(Problem requirements): Repeat the entire listing exactly.

━━━ Material for the task

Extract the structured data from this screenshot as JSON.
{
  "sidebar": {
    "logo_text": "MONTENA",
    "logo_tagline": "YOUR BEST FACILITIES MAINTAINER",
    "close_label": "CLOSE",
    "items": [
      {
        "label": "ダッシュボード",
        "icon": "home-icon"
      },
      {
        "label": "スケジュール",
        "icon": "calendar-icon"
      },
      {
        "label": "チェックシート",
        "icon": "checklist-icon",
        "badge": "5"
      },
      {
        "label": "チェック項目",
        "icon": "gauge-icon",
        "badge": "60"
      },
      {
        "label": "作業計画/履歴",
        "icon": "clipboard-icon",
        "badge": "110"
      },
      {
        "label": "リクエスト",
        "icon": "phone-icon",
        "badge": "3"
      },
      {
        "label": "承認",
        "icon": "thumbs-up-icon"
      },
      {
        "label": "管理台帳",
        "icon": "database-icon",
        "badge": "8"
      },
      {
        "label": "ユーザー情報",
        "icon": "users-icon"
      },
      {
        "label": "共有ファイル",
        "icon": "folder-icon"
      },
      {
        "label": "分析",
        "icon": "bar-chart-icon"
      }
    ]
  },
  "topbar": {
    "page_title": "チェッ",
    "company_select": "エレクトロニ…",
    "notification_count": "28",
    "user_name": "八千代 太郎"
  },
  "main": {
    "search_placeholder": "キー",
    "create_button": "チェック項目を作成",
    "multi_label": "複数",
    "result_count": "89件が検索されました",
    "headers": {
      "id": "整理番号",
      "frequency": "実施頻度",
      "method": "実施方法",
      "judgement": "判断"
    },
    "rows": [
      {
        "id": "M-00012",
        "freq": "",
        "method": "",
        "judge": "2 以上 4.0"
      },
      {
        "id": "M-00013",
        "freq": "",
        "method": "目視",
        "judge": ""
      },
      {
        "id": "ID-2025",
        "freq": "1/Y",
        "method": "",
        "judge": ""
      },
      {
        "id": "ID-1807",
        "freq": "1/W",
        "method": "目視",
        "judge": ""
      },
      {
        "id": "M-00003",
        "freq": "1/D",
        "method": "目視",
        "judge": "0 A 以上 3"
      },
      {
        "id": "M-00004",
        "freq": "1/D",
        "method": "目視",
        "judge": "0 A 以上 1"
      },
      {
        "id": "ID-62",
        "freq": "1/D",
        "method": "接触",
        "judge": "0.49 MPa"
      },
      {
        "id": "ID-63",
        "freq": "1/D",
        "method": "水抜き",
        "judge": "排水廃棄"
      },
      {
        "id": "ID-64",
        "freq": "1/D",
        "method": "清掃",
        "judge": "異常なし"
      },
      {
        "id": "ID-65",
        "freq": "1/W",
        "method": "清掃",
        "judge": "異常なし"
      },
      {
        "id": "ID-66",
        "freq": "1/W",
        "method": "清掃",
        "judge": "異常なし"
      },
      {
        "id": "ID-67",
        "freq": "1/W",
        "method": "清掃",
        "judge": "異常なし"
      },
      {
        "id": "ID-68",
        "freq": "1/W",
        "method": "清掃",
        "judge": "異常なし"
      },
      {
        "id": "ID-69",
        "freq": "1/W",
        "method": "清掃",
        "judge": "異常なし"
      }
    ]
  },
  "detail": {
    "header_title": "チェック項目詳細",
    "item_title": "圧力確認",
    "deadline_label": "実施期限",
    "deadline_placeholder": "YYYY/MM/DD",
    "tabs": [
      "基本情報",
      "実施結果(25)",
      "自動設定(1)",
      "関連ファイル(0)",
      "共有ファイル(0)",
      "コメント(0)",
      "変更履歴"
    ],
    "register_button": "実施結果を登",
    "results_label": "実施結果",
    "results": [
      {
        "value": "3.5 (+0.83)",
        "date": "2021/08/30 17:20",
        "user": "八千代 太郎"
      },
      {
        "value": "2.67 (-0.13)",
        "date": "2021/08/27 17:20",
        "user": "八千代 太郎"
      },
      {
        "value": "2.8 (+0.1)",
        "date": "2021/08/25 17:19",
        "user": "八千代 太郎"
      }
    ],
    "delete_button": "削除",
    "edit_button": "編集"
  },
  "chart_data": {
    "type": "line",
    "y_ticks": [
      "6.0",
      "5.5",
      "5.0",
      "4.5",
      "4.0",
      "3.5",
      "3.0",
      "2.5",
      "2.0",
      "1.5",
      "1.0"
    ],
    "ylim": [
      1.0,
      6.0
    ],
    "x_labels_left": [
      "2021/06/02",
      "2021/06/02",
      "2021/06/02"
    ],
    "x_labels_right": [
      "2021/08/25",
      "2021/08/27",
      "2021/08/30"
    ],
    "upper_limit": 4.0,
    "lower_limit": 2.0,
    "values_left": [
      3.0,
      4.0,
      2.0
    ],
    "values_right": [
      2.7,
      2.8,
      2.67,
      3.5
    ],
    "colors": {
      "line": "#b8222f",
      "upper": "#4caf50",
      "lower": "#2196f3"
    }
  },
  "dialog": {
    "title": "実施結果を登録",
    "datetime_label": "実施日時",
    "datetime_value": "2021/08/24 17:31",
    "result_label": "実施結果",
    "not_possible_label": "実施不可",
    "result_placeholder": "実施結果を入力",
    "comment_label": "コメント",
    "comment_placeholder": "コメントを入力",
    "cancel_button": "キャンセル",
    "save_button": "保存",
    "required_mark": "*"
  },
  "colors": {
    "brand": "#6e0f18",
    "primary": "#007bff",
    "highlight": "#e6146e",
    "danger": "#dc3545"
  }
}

━━━━━━

(Solution below):
Extract the structured data from this screenshot as JSON.
{
  "sidebar": {
    "logo_text": "MONTENA",
    "logo_tagline": "YOUR BEST FACILITIES MAINTAINER",
    "close_label": "CLOSE",
    "items": [
      {
        "label": "ダッシュボード",
        "icon": "home-icon"
      },
      {
        "label": "スケジュール",
        "icon": "calendar-icon"
      },
      {
        "label": "チェックシート",
        "icon": "checklist-icon",
        "badge": "5"
      },
      {
        "label": "チェック項目",
        "icon": "gauge-icon",
        "badge": "60"
      },
      {
        "label": "作業計画/履歴",
        "icon": "clipboard-icon",
        "badge": "110"
      },
      {
        "label": "リクエスト",
        "icon": "phone-icon",
        "badge": "3"
      },
      {
        "label": "承認",
        "icon": "thumbs-up-icon"
      },
      {
        "label": "管理台帳",
        "icon": "database-icon",
        "badge": "8"
      },
      {
        "label": "ユーザー情報",
        "icon": "users-icon"
      },
      {
        "label": "共有ファイル",
        "icon": "folder-icon"
      },
      {
        "label": "分析",
        "icon": "bar-chart-icon"
      }
    ]
  },
  "topbar": {
    "page_title": "チェッ",
    "company_select": "エレクトロニ…",
    "notification_count": "28",
    "user_name": "八千代 太郎"
  },
  "main": {
    "search_placeholder": "キー",
    "create_button": "チェック項目を作成",
    "multi_label": "複数",
    "result_count": "89件が検索されました",
    "headers": {
      "id": "整理番号",
      "frequency": "実施頻度",
      "method": "実施方法",
      "judgement": "判断"
    },
    "rows": [
      {
        "id": "M-00012",
        "freq": "",
        "method": "",
        "judge": "2 以上 4.0"
      },
      {
        "id": "M-00013",
        "freq": "",
        "method": "目視",
        "judge": ""
      },
      {
        "id": "ID-2025",
        "freq": "1/Y",
        "method": "",
        "judge": ""
      },
      {
        "id": "ID-1807",
        "freq": "1/W",
        "method": "目視",
        "judge": ""
      },
      {
        "id": "M-00003",
        "freq": "1/D",
        "method": "目視",
        "judge": "0 A 以上 3"
      },
      {
        "id": "M-00004",
        "freq": "1/D",
        "method": "目視",
        "judge": "0 A 以上 1"
      },
      {
        "id": "ID-62",
        "freq": "1/D",
        "method": "接触",
        "judge": "0.49 MPa"
      },
      {
        "id": "ID-63",
        "freq": "1/D",
        "method": "水抜き",
        "judge": "排水廃棄"
      },
      {
        "id": "ID-64",
        "freq": "1/D",
        "method": "清掃",
        "judge": "異常なし"
      },
      {
        "id": "ID-65",
        "freq": "1/W",
        "method": "清掃",
        "judge": "異常なし"
      },
      {
        "id": "ID-66",
        "freq": "1/W",
        "method": "清掃",
        "judge": "異常なし"
      },
      {
        "id": "ID-67",
        "freq": "1/W",
        "method": "清掃",
        "judge": "異常なし"
      },
      {
        "id": "ID-68",
        "freq": "1/W",
        "method": "清掃",
        "judge": "異常なし"
      },
      {
        "id": "ID-69",
        "freq": "1/W",
        "method": "清掃",
        "judge": "異常なし"
      }
    ]
  },
  "detail": {
    "header_title": "チェック項目詳細",
    "item_title": "圧力確認",
    "deadline_label": "実施期限",
    "deadline_placeholder": "YYYY/MM/DD",
    "tabs": [
      "基本情報",
      "実施結果(25)",
      "自動設定(1)",
      "関連ファイル(0)",
      "共有ファイル(0)",
      "コメント(0)",
      "変更履歴"
    ],
    "register_button": "実施結果を登",
    "results_label": "実施結果",
    "results": [
      {
        "value": "3.5 (+0.83)",
        "date": "2021/08/30 17:20",
        "user": "八千代 太郎"
      },
      {
        "value": "2.67 (-0.13)",
        "date": "2021/08/27 17:20",
        "user": "八千代 太郎"
      },
      {
        "value": "2.8 (+0.1)",
        "date": "2021/08/25 17:19",
        "user": "八千代 太郎"
      }
    ],
    "delete_button": "削除",
    "edit_button": "編集"
  },
  "chart_data": {
    "type": "line",
    "y_ticks": [
      "6.0",
      "5.5",
      "5.0",
      "4.5",
      "4.0",
      "3.5",
      "3.0",
      "2.5",
      "2.0",
      "1.5",
      "1.0"
    ],
    "ylim": [
      1.0,
      6.0
    ],
    "x_labels_left": [
      "2021/06/02",
      "2021/06/02",
      "2021/06/02"
    ],
    "x_labels_right": [
      "2021/08/25",
      "2021/08/27",
      "2021/08/30"
    ],
    "upper_limit": 4.0,
    "lower_limit": 2.0,
    "values_left": [
      3.0,
      4.0,
      2.0
    ],
    "values_right": [
      2.7,
      2.8,
      2.67,
      3.5
    ],
    "colors": {
      "line": "#b8222f",
      "upper": "#4caf50",
      "lower": "#2196f3"
    }
  },
  "dialog": {
    "title": "実施結果を登録",
    "datetime_label": "実施日時",
    "datetime_value": "2021/08/24 17:31",
    "result_label": "実施結果",
    "not_possible_label": "実施不可",
    "result_placeholder": "実施結果を入力",
    "comment_label": "コメント",
    "comment_placeholder": "コメントを入力",
    "cancel_button": "キャンセル",
    "save_button": "保存",
    "required_mark": "*"
  },
  "colors": {
    "brand": "#6e0f18",
    "primary": "#007bff",
    "highlight": "#e6146e",
    "danger": "#dc3545"
  }
}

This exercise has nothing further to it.